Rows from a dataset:
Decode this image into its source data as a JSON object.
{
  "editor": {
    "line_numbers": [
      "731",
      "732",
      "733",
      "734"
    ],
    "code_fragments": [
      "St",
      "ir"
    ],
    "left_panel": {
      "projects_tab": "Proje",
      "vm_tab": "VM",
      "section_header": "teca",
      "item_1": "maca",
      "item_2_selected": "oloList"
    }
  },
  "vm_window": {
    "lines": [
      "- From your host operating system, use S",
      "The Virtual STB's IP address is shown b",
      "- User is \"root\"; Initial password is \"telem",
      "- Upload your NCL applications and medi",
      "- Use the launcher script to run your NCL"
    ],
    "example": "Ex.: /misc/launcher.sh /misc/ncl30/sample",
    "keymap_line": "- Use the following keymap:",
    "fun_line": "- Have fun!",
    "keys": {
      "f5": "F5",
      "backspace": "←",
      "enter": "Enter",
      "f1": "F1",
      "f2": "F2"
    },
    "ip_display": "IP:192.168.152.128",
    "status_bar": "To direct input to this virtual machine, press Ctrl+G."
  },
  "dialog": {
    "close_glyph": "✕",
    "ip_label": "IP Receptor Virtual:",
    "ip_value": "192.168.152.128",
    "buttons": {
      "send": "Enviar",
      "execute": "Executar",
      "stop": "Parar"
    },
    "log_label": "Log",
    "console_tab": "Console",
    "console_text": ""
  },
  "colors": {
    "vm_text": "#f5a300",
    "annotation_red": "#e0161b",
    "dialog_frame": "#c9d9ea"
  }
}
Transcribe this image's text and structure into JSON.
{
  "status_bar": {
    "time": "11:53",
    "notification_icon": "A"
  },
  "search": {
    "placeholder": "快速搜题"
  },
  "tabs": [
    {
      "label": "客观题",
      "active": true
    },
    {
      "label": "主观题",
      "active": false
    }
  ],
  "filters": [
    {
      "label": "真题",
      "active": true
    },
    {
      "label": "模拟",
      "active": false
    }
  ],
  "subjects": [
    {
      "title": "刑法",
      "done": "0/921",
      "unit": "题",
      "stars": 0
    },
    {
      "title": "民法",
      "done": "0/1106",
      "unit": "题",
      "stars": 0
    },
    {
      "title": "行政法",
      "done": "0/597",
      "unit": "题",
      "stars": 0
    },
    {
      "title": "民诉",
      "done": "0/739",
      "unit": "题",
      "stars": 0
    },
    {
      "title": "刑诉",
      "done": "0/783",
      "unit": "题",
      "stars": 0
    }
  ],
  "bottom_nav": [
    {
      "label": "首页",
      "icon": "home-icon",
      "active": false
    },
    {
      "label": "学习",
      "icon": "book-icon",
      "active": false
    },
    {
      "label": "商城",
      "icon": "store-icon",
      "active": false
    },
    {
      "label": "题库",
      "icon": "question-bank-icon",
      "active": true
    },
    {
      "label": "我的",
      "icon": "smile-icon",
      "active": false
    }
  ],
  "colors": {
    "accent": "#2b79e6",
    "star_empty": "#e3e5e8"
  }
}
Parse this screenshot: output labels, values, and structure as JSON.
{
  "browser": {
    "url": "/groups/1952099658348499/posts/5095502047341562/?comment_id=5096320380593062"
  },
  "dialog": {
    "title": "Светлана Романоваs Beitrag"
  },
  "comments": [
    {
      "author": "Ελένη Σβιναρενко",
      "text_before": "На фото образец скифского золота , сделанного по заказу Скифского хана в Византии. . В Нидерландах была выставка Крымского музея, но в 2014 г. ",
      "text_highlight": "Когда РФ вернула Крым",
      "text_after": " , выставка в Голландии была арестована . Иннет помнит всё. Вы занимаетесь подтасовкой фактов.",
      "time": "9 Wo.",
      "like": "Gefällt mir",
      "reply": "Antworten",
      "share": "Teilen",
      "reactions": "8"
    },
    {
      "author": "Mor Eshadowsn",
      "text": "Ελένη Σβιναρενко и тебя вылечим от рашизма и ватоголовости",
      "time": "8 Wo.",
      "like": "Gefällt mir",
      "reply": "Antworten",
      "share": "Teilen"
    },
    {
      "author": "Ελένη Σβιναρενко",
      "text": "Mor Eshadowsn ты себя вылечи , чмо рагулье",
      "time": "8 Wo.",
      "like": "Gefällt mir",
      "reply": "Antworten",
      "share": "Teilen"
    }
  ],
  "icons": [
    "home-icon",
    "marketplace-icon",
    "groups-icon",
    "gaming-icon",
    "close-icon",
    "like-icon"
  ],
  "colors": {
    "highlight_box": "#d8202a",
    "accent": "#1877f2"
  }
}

Short problem:
Reproduce all the records precisely.

Solution for this task:
Decode this image into its source data as a JSON object.
{
  "editor": {
    "line_numbers": [
      "731",
      "732",
      "733",
      "734"
    ],
    "code_fragments": [
      "St",
      "ir"
    ],
    "left_panel": {
      "projects_tab": "Proje",
      "vm_tab": "VM",
      "section_header": "teca",
      "item_1": "maca",
      "item_2_selected": "oloList"
    }
  },
  "vm_window": {
    "lines": [
      "- From your host operating system, use S",
      "The Virtual STB's IP address is shown b",
      "- User is \"root\"; Initial password is \"telem",
      "- Upload your NCL applications and medi",
      "- Use the launcher script to run your NCL"
    ],
    "example": "Ex.: /misc/launcher.sh /misc/ncl30/sample",
    "keymap_line": "- Use the following keymap:",
    "fun_line": "- Have fun!",
    "keys": {
      "f5": "F5",
      "backspace": "←",
      "enter": "Enter",
      "f1": "F1",
      "f2": "F2"
    },
    "ip_display": "IP:192.168.152.128",
    "status_bar": "To direct input to this virtual machine, press Ctrl+G."
  },
  "dialog": {
    "close_glyph": "✕",
    "ip_label": "IP Receptor Virtual:",
    "ip_value": "192.168.152.128",
    "buttons": {
      "send": "Enviar",
      "execute": "Executar",
      "stop": "Parar"
    },
    "log_label": "Log",
    "console_tab": "Console",
    "console_text": ""
  },
  "colors": {
    "vm_text": "#f5a300",
    "annotation_red": "#e0161b",
    "dialog_frame": "#c9d9ea"
  }
}
Transcribe this image's text and structure into JSON.
{
  "status_bar": {
    "time": "11:53",
    "notification_icon": "A"
  },
  "search": {
    "placeholder": "快速搜题"
  },
  "tabs": [
    {
      "label": "客观题",
      "active": true
    },
    {
      "label": "主观题",
      "active": false
    }
  ],
  "filters": [
    {
      "label": "真题",
      "active": true
    },
    {
      "label": "模拟",
      "active": false
    }
  ],
  "subjects": [
    {
      "title": "刑法",
      "done": "0/921",
      "unit": "题",
      "stars": 0
    },
    {
      "title": "民法",
      "done": "0/1106",
      "unit": "题",
      "stars": 0
    },
    {
      "title": "行政法",
      "done": "0/597",
      "unit": "题",
      "stars": 0
    },
    {
      "title": "民诉",
      "done": "0/739",
      "unit": "题",
      "stars": 0
    },
    {
      "title": "刑诉",
      "done": "0/783",
      "unit": "题",
      "stars": 0
    }
  ],
  "bottom_nav": [
    {
      "label": "首页",
      "icon": "home-icon",
      "active": false
    },
    {
      "label": "学习",
      "icon": "book-icon",
      "active": false
    },
    {
      "label": "商城",
      "icon": "store-icon",
      "active": false
    },
    {
      "label": "题库",
      "icon": "question-bank-icon",
      "active": true
    },
    {
      "label": "我的",
      "icon": "smile-icon",
      "active": false
    }
  ],
  "colors": {
    "accent": "#2b79e6",
    "star_empty": "#e3e5e8"
  }
}
Parse this screenshot: output labels, values, and structure as JSON.
{
  "browser": {
    "url": "/groups/1952099658348499/posts/5095502047341562/?comment_id=5096320380593062"
  },
  "dialog": {
    "title": "Светлана Романоваs Beitrag"
  },
  "comments": [
    {
      "author": "Ελένη Σβιναρενко",
      "text_before": "На фото образец скифского золота , сделанного по заказу Скифского хана в Византии. . В Нидерландах была выставка Крымского музея, но в 2014 г. ",
      "text_highlight": "Когда РФ вернула Крым",
      "text_after": " , выставка в Голландии была арестована . Иннет помнит всё. Вы занимаетесь подтасовкой фактов.",
      "time": "9 Wo.",
      "like": "Gefällt mir",
      "reply": "Antworten",
      "share": "Teilen",
      "reactions": "8"
    },
    {
      "author": "Mor Eshadowsn",
      "text": "Ελένη Σβιναρενко и тебя вылечим от рашизма и ватоголовости",
      "time": "8 Wo.",
      "like": "Gefällt mir",
      "reply": "Antworten",
      "share": "Teilen"
    },
    {
      "author": "Ελένη Σβιναρενко",
      "text": "Mor Eshadowsn ты себя вылечи , чмо рагулье",
      "time": "8 Wo.",
      "like": "Gefällt mir",
      "reply": "Antworten",
      "share": "Teilen"
    }
  ],
  "icons": [
    "home-icon",
    "marketplace-icon",
    "groups-icon",
    "gaming-icon",
    "close-icon",
    "like-icon"
  ],
  "colors": {
    "highlight_box": "#d8202a",
    "accent": "#1877f2"
  }
}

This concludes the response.